Dataset excerpt:
####################

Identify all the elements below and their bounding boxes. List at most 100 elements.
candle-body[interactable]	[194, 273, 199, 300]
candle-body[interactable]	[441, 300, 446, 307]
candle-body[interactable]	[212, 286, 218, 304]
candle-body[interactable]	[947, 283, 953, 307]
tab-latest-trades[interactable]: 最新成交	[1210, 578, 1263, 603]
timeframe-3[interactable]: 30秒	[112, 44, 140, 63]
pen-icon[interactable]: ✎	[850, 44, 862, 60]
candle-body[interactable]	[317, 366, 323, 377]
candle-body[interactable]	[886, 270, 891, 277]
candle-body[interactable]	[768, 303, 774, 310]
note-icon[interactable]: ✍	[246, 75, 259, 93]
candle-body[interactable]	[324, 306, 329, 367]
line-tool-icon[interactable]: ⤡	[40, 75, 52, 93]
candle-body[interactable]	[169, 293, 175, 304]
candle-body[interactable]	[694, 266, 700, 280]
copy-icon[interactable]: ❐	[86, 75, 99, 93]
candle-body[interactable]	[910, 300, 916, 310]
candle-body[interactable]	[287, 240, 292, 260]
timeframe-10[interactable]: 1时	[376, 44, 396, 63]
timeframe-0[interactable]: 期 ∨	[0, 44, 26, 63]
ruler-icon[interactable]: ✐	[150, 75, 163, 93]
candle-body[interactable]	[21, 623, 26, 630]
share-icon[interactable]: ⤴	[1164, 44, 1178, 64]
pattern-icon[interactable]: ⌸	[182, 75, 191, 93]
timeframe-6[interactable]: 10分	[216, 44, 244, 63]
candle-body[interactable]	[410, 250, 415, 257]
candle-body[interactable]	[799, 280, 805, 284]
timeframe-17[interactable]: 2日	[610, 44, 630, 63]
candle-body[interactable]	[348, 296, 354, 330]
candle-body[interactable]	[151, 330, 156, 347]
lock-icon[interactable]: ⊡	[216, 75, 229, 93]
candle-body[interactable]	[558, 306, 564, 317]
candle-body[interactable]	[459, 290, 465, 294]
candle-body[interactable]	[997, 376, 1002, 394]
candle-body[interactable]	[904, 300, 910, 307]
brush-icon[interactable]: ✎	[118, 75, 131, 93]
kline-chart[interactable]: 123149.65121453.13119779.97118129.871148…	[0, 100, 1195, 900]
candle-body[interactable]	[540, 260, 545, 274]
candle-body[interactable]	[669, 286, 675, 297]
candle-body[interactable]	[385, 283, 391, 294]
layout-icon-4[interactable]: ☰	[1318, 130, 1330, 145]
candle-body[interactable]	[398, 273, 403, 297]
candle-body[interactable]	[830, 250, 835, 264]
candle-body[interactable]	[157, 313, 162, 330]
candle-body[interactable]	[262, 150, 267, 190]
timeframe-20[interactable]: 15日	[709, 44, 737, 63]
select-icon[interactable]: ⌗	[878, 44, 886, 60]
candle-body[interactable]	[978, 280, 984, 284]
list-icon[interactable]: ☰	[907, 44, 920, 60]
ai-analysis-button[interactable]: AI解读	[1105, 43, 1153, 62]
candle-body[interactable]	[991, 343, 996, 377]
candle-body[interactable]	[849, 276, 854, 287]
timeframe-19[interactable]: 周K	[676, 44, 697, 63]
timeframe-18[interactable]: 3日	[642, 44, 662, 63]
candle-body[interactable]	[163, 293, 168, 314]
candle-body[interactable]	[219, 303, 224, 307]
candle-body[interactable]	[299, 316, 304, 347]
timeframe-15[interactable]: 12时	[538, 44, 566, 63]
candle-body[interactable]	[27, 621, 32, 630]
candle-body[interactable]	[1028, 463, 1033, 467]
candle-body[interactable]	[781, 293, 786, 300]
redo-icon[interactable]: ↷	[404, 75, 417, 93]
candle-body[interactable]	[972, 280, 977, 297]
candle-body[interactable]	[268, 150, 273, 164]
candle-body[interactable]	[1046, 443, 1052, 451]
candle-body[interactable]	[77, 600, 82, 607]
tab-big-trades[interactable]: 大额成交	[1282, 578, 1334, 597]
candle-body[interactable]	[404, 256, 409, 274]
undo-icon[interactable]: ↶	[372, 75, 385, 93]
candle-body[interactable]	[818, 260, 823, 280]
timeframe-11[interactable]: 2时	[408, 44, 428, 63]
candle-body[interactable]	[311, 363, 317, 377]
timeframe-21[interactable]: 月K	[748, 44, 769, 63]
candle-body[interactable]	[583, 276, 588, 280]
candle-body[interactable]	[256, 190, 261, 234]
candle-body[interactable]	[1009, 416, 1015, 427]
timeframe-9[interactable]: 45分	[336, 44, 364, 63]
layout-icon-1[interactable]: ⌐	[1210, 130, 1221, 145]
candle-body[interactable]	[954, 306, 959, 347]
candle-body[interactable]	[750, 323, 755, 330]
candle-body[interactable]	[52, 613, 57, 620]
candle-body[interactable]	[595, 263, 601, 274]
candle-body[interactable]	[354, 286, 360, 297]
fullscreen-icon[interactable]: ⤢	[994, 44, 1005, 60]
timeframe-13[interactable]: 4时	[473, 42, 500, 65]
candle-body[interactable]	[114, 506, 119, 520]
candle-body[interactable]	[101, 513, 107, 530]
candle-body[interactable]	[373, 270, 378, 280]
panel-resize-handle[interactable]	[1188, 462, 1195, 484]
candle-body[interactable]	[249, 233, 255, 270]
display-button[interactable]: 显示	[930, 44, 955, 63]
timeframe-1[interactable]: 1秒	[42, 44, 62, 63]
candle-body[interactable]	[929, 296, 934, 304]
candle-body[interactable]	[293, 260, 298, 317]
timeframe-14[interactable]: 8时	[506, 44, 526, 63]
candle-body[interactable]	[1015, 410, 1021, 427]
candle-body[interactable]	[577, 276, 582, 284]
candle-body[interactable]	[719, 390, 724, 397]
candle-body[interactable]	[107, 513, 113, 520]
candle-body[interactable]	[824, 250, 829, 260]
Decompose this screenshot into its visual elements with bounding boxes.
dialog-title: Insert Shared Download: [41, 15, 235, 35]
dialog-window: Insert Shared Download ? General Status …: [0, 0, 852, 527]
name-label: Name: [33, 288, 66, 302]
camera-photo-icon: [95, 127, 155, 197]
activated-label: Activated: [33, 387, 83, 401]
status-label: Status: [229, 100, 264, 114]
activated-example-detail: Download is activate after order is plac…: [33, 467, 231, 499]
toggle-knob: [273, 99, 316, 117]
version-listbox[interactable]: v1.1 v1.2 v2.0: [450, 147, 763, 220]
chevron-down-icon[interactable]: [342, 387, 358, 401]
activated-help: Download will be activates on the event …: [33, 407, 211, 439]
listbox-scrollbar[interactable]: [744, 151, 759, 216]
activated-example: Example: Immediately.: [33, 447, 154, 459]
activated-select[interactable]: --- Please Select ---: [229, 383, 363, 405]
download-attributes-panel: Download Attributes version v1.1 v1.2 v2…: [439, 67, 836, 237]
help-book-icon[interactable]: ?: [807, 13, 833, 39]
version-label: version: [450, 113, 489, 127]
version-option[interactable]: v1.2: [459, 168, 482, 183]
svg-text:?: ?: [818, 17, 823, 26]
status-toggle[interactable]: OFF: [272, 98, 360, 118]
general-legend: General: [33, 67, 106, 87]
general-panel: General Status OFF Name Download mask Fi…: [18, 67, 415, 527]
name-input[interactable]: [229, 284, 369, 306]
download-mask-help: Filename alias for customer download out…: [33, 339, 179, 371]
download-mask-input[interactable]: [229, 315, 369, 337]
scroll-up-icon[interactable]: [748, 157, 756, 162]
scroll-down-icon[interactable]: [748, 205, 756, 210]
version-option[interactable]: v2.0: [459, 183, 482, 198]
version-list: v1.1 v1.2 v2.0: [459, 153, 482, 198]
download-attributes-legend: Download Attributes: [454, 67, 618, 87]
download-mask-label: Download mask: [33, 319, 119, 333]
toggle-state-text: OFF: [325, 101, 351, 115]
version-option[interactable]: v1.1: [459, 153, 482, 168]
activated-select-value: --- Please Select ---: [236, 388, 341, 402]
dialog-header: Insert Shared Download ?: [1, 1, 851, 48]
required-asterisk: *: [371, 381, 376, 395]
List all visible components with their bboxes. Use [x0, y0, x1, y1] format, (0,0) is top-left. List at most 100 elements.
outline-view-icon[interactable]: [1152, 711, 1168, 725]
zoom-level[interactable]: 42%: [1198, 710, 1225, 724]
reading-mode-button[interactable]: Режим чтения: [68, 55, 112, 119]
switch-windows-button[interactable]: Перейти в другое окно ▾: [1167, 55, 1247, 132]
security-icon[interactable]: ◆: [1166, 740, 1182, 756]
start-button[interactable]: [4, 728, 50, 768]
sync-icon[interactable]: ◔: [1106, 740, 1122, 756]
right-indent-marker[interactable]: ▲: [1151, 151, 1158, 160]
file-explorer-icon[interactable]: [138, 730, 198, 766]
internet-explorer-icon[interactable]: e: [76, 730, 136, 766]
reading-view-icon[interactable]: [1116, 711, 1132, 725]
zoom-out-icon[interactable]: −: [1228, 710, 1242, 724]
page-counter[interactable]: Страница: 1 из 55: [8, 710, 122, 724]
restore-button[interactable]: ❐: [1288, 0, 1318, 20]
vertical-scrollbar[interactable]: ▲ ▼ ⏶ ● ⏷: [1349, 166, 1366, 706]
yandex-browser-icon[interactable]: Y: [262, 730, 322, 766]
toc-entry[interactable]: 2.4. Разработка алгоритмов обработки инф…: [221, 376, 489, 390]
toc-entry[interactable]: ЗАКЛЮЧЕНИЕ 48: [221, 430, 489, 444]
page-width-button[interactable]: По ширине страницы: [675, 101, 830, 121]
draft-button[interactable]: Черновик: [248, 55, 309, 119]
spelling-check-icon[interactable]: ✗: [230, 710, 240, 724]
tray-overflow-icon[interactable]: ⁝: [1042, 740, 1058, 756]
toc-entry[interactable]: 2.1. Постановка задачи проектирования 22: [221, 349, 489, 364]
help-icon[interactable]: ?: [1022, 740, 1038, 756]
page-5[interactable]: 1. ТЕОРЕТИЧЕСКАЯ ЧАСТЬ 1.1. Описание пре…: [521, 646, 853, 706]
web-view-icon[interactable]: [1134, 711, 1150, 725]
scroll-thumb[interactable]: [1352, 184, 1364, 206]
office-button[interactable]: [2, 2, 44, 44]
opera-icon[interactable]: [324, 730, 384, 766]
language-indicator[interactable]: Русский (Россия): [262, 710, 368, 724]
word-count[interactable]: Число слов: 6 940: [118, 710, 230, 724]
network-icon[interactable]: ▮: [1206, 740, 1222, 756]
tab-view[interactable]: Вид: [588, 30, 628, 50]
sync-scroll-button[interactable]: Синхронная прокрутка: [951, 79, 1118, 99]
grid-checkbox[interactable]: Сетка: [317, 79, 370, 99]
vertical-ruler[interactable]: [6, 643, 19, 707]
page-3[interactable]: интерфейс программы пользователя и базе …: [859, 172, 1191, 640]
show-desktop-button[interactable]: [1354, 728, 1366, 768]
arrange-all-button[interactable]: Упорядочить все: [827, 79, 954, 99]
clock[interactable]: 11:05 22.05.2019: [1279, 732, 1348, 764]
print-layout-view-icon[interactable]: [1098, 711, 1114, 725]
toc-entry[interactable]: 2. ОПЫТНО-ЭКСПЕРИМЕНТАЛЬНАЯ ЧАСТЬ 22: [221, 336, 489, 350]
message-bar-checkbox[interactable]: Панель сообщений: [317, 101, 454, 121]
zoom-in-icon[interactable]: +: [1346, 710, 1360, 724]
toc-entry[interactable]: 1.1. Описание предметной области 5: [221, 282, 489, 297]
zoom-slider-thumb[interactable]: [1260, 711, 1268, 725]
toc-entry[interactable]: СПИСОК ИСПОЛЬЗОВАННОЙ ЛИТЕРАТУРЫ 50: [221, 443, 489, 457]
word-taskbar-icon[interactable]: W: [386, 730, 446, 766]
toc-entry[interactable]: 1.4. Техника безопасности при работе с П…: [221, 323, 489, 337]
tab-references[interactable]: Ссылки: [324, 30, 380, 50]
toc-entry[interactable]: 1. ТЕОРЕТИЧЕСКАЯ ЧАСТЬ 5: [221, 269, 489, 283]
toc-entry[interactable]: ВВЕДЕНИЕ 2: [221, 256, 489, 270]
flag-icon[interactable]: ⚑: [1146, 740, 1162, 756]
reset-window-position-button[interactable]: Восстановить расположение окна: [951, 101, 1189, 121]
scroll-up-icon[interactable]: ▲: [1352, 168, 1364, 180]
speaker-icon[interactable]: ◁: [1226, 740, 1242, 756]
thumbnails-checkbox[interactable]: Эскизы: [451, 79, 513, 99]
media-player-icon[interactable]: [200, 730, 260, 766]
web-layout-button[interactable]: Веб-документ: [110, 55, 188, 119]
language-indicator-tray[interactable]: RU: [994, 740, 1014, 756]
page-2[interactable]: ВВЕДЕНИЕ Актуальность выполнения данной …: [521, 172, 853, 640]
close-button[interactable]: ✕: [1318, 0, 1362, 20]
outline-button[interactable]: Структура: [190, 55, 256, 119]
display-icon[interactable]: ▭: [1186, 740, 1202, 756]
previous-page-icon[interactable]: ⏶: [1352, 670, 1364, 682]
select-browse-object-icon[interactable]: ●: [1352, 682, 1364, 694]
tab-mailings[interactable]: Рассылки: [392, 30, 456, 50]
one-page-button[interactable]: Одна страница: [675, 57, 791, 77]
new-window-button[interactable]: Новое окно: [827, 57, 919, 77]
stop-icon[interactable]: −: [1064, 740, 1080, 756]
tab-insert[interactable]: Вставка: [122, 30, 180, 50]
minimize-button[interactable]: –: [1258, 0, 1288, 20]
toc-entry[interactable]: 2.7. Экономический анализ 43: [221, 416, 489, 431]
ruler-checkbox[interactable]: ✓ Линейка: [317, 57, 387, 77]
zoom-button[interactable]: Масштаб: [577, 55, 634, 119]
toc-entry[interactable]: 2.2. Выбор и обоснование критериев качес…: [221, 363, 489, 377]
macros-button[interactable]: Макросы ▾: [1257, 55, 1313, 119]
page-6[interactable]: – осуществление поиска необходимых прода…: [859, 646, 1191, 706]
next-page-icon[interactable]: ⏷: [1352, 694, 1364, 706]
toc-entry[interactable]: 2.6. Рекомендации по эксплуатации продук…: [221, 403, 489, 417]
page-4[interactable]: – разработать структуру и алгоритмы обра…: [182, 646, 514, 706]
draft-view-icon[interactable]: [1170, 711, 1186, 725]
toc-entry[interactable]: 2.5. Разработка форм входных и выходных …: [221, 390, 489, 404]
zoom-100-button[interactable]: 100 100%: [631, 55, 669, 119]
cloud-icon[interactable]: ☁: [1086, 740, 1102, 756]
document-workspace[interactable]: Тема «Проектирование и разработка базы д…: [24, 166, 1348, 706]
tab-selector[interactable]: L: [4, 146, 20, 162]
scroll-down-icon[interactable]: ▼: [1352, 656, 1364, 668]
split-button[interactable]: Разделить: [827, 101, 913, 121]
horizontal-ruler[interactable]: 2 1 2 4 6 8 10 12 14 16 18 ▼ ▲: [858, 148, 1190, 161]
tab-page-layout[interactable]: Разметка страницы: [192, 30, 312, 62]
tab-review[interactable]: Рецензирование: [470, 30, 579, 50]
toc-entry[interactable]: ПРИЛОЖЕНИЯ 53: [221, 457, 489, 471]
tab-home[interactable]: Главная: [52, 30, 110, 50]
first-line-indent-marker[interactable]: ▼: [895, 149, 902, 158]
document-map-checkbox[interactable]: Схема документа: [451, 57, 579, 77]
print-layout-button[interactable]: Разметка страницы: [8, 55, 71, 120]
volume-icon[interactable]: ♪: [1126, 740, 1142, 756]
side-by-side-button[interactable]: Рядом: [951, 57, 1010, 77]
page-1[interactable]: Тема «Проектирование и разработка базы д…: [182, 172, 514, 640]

####################

== Directive ==
Substitute "candle-bar" for every "candle-body" in the lines starting at the first line and ending at the line containing "44, 886, 60]". Reproduce only those lines, with nothing else changed.

== Solved problem ==
Identify all the elements below and their bounding boxes. List at most 100 elements.
candle-bar[interactable]	[194, 273, 199, 300]
candle-bar[interactable]	[441, 300, 446, 307]
candle-bar[interactable]	[212, 286, 218, 304]
candle-bar[interactable]	[947, 283, 953, 307]
tab-latest-trades[interactable]: 最新成交	[1210, 578, 1263, 603]
timeframe-3[interactable]: 30秒	[112, 44, 140, 63]
pen-icon[interactable]: ✎	[850, 44, 862, 60]
candle-bar[interactable]	[317, 366, 323, 377]
candle-bar[interactable]	[886, 270, 891, 277]
candle-bar[interactable]	[768, 303, 774, 310]
note-icon[interactable]: ✍	[246, 75, 259, 93]
candle-bar[interactable]	[324, 306, 329, 367]
line-tool-icon[interactable]: ⤡	[40, 75, 52, 93]
candle-bar[interactable]	[169, 293, 175, 304]
candle-bar[interactable]	[694, 266, 700, 280]
copy-icon[interactable]: ❐	[86, 75, 99, 93]
candle-bar[interactable]	[910, 300, 916, 310]
candle-bar[interactable]	[287, 240, 292, 260]
timeframe-10[interactable]: 1时	[376, 44, 396, 63]
timeframe-0[interactable]: 期 ∨	[0, 44, 26, 63]
ruler-icon[interactable]: ✐	[150, 75, 163, 93]
candle-bar[interactable]	[21, 623, 26, 630]
share-icon[interactable]: ⤴	[1164, 44, 1178, 64]
pattern-icon[interactable]: ⌸	[182, 75, 191, 93]
timeframe-6[interactable]: 10分	[216, 44, 244, 63]
candle-bar[interactable]	[410, 250, 415, 257]
candle-bar[interactable]	[799, 280, 805, 284]
timeframe-17[interactable]: 2日	[610, 44, 630, 63]
candle-bar[interactable]	[348, 296, 354, 330]
candle-bar[interactable]	[151, 330, 156, 347]
lock-icon[interactable]: ⊡	[216, 75, 229, 93]
candle-bar[interactable]	[558, 306, 564, 317]
candle-bar[interactable]	[459, 290, 465, 294]
candle-bar[interactable]	[997, 376, 1002, 394]
candle-bar[interactable]	[904, 300, 910, 307]
brush-icon[interactable]: ✎	[118, 75, 131, 93]
kline-chart[interactable]: 123149.65121453.13119779.97118129.871148…	[0, 100, 1195, 900]
candle-bar[interactable]	[540, 260, 545, 274]
candle-bar[interactable]	[669, 286, 675, 297]
candle-bar[interactable]	[385, 283, 391, 294]
layout-icon-4[interactable]: ☰	[1318, 130, 1330, 145]
candle-bar[interactable]	[398, 273, 403, 297]
candle-bar[interactable]	[830, 250, 835, 264]
candle-bar[interactable]	[157, 313, 162, 330]
candle-bar[interactable]	[262, 150, 267, 190]
timeframe-20[interactable]: 15日	[709, 44, 737, 63]
select-icon[interactable]: ⌗	[878, 44, 886, 60]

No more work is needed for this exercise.